- _Records supplied_
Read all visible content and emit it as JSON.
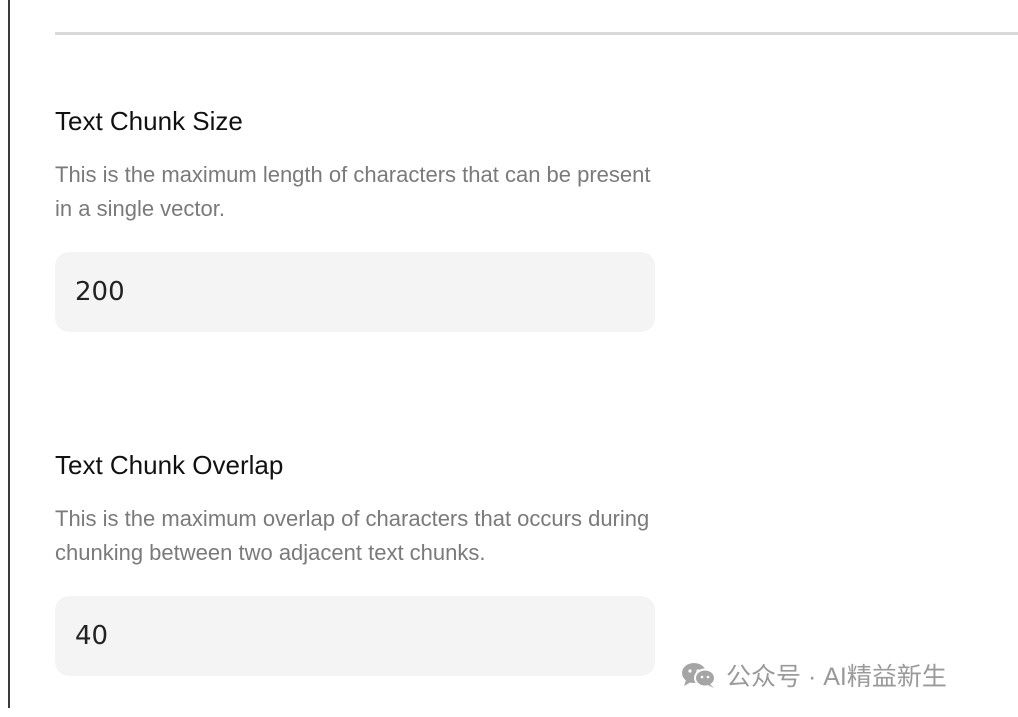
{
  "settings": {
    "chunk_size": {
      "title": "Text Chunk Size",
      "description": "This is the maximum length of characters that can be present in a single vector.",
      "value": "200"
    },
    "chunk_overlap": {
      "title": "Text Chunk Overlap",
      "description": "This is the maximum overlap of characters that occurs during chunking between two adjacent text chunks.",
      "value": "40"
    }
  },
  "watermark": {
    "icon": "wechat-icon",
    "text": "公众号 · AI精益新生"
  },
  "colors": {
    "title_text": "#111111",
    "description_text": "#7a7a7a",
    "input_background": "#f4f4f4",
    "divider": "#d9d9d9",
    "watermark_text": "#9a9a9a"
  }
}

- _Goal of the exercise_
Which lines hold the word "that"? Copy all of them.

- _Final result_
      "description": "This is the maximum length of characters that can be present in a single vector.",
      "description": "This is the maximum overlap of characters that occurs during chunking between two adjacent text chunks.",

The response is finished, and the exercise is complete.